> **EXERCISE INSTRUCTIONS**
Reproduce each line from the records that holds "structured".

> **DATASET RECORDS**
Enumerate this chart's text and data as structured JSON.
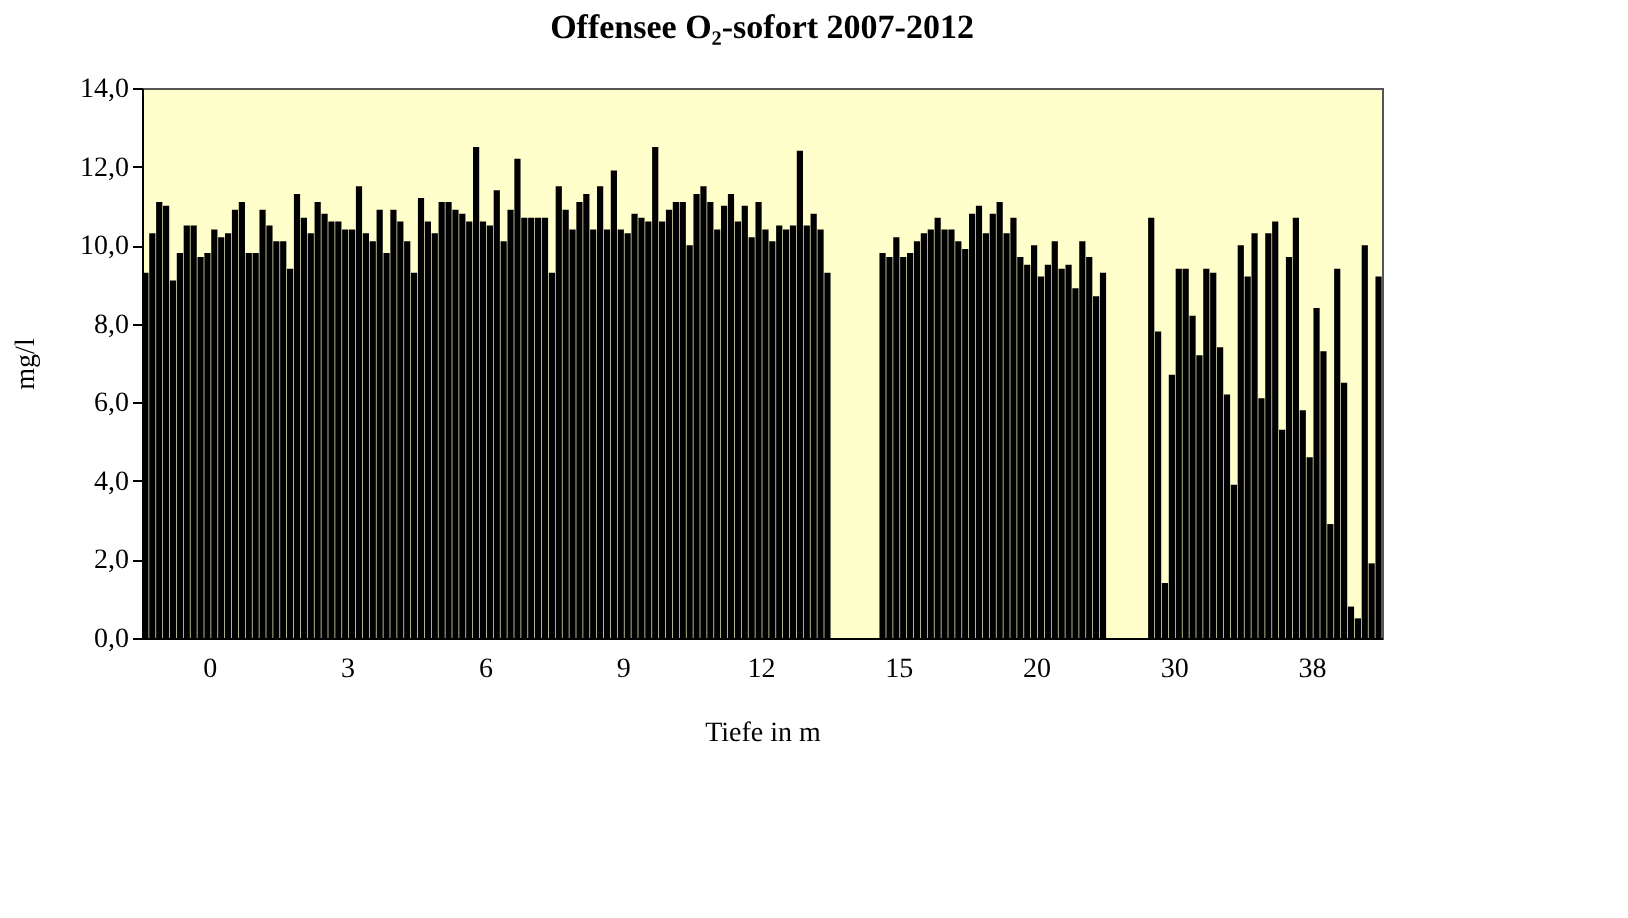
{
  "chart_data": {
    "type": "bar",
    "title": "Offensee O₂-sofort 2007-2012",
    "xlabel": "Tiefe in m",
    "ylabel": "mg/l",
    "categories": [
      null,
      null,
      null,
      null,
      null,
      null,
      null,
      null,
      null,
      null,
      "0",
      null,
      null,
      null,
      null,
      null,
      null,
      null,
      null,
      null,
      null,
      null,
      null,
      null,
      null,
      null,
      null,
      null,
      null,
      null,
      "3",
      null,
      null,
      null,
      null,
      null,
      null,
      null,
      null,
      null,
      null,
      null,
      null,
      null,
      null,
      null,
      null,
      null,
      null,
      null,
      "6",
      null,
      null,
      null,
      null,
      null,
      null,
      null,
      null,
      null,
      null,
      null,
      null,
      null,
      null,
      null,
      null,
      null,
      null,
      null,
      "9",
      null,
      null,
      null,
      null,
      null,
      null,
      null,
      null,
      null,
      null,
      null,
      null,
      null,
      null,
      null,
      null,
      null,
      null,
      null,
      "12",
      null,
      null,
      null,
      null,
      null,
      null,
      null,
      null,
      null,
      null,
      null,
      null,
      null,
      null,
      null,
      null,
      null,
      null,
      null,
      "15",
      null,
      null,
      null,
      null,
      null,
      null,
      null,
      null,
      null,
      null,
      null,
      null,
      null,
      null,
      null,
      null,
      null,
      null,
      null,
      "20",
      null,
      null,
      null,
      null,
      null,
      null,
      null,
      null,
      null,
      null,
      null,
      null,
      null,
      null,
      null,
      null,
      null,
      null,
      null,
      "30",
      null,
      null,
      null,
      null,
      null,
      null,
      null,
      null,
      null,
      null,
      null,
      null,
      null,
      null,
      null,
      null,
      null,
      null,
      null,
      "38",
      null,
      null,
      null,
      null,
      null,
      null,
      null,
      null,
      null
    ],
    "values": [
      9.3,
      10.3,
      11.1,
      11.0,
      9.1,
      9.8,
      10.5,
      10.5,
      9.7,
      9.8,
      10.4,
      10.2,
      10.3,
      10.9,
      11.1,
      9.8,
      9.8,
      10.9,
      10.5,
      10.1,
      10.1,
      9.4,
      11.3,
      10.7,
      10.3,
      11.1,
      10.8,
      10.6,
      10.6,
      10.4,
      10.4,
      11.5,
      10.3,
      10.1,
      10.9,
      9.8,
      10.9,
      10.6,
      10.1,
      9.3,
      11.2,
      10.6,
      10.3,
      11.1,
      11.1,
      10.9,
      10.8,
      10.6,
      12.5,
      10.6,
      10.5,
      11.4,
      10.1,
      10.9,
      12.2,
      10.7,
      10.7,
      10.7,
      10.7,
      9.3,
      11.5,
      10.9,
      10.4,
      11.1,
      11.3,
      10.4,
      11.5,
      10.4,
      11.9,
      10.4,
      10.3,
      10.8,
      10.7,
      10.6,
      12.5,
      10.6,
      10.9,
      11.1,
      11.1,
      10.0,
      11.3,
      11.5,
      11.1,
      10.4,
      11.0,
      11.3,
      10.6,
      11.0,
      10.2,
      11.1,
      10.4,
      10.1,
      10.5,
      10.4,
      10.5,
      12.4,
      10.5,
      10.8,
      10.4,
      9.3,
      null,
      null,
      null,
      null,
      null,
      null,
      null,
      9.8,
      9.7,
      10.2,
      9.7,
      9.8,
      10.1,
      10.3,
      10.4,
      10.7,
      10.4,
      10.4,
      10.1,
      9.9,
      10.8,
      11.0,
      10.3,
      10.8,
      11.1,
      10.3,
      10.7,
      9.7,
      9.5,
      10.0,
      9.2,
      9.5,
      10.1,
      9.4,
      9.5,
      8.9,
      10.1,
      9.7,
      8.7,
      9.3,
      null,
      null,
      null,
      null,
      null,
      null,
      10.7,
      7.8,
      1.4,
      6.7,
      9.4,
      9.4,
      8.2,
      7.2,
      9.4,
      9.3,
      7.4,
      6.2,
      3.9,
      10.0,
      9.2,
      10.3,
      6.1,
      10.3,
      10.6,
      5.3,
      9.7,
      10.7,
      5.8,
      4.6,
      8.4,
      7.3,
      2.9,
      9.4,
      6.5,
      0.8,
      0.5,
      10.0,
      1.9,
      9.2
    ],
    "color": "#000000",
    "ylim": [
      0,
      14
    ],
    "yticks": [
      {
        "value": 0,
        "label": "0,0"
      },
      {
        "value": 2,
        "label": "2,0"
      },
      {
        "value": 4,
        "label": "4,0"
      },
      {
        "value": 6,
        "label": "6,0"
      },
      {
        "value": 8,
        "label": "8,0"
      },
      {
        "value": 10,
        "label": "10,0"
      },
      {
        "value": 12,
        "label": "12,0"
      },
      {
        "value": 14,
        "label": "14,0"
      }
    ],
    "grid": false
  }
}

* * *

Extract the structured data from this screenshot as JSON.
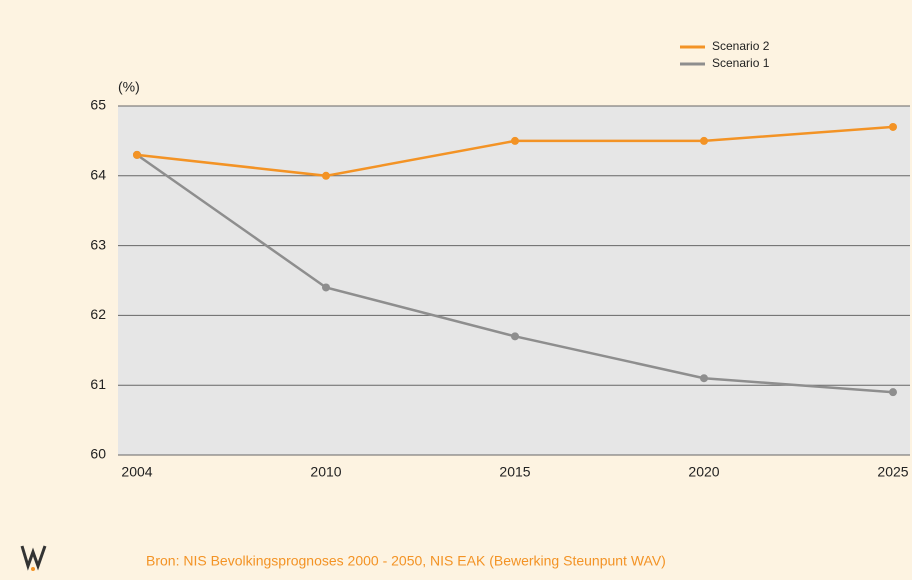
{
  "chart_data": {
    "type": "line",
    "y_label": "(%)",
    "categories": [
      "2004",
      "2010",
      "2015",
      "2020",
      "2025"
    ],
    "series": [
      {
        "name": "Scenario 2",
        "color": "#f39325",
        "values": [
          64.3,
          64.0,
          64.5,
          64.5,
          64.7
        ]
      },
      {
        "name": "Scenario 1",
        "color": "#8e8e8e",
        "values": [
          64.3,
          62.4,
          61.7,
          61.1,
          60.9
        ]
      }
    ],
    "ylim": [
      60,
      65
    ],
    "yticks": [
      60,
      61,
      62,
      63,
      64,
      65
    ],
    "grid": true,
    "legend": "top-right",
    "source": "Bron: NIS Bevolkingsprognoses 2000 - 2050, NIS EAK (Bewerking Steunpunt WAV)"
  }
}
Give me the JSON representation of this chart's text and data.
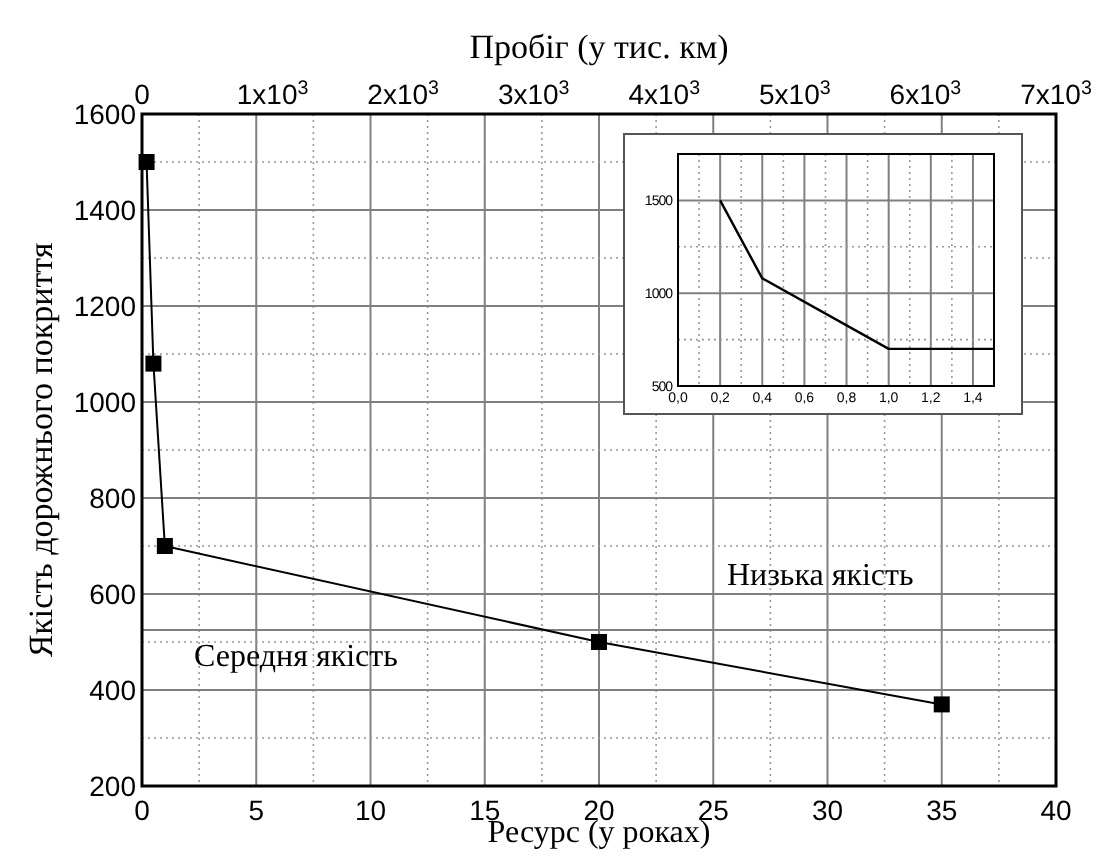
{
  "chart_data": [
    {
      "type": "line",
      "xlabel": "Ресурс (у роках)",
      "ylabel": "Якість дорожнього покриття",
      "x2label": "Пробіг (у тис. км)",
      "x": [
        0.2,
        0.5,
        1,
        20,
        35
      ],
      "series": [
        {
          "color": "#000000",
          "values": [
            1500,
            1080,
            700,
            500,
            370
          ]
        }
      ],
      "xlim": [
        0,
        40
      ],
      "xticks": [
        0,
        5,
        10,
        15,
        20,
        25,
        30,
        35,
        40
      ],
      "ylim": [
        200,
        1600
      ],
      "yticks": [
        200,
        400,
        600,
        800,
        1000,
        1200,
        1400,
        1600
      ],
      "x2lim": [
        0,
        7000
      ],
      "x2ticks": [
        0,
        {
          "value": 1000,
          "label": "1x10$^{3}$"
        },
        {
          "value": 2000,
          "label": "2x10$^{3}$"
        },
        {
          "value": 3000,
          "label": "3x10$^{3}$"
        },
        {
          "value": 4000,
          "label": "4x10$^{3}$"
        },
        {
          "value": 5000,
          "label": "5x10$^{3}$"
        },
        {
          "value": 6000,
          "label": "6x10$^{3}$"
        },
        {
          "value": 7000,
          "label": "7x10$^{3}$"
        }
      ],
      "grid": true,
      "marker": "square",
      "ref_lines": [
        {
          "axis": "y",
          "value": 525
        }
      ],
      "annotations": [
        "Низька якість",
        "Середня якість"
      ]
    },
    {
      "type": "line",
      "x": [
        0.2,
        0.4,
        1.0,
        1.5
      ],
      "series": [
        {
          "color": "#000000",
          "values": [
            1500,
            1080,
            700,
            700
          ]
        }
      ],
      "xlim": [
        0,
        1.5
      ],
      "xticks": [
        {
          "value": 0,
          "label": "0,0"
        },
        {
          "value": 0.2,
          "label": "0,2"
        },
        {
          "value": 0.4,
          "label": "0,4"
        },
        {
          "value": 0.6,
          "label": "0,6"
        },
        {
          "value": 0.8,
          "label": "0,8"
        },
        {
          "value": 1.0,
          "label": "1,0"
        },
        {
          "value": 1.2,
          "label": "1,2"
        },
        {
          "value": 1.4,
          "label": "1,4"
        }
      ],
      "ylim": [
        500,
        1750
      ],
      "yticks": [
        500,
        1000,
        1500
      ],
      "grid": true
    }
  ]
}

---

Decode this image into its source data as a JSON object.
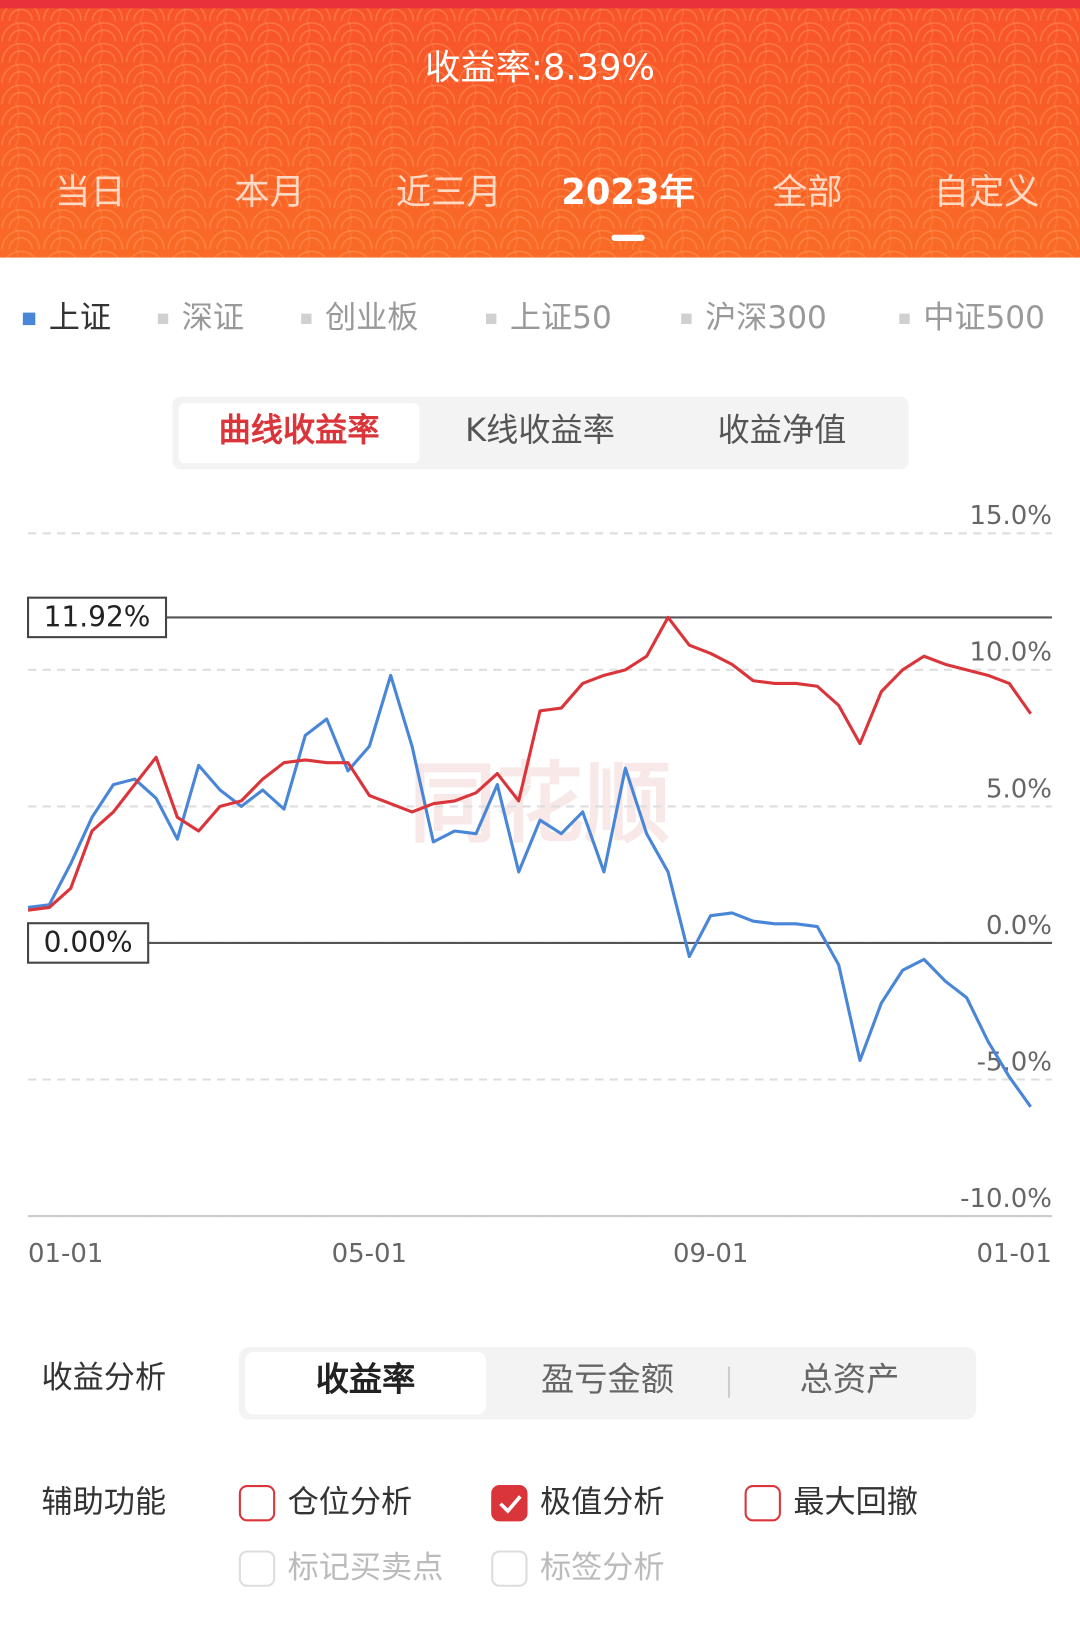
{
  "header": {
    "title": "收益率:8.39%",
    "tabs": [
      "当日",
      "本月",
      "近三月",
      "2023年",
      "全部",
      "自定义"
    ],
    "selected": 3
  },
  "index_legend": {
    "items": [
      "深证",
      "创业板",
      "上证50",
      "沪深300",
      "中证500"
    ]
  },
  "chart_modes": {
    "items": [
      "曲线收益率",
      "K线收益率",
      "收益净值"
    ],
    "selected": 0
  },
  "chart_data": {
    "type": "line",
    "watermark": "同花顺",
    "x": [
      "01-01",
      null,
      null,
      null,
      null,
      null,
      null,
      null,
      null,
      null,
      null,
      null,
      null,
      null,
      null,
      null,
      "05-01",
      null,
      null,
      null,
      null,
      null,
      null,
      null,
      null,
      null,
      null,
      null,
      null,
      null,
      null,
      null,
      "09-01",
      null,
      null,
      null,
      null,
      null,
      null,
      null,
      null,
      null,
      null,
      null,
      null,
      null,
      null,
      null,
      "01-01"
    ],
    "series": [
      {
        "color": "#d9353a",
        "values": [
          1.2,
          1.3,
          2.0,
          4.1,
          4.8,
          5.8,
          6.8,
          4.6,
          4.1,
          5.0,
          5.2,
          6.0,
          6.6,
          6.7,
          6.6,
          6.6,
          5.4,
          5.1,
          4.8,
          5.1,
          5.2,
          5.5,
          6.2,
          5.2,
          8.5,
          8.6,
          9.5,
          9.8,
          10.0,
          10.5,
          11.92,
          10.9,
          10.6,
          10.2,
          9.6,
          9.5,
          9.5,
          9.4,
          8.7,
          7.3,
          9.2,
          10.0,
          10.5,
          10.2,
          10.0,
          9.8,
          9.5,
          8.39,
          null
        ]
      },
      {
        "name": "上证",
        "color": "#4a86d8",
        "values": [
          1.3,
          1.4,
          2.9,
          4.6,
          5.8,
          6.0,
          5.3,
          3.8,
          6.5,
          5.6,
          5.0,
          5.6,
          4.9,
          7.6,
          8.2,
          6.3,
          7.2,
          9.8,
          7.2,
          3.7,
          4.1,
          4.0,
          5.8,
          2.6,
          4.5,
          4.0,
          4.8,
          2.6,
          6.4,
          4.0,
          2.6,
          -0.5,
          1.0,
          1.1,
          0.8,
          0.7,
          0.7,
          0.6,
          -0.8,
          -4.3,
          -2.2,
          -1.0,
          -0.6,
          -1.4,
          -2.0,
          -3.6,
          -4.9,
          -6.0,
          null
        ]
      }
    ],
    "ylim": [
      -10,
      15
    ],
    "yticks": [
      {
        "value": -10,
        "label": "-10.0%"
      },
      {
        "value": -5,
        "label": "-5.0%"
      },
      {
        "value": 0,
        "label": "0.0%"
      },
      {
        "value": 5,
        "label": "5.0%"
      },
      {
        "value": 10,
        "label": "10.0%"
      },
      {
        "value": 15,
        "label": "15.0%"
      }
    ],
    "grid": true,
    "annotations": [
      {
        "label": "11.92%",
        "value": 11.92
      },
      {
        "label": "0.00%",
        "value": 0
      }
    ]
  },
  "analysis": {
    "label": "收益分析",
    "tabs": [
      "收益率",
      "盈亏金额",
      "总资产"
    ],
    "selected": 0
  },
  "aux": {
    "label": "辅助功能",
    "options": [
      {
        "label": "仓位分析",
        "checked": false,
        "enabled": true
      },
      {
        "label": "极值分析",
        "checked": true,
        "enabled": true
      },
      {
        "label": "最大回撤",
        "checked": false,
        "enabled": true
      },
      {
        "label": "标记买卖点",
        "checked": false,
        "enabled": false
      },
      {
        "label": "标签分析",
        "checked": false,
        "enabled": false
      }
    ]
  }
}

> **EXPECTED ANSWER**
Enumerate this chart's text and data as structured JSON.
Extract the structured data from this screenshot as JSON.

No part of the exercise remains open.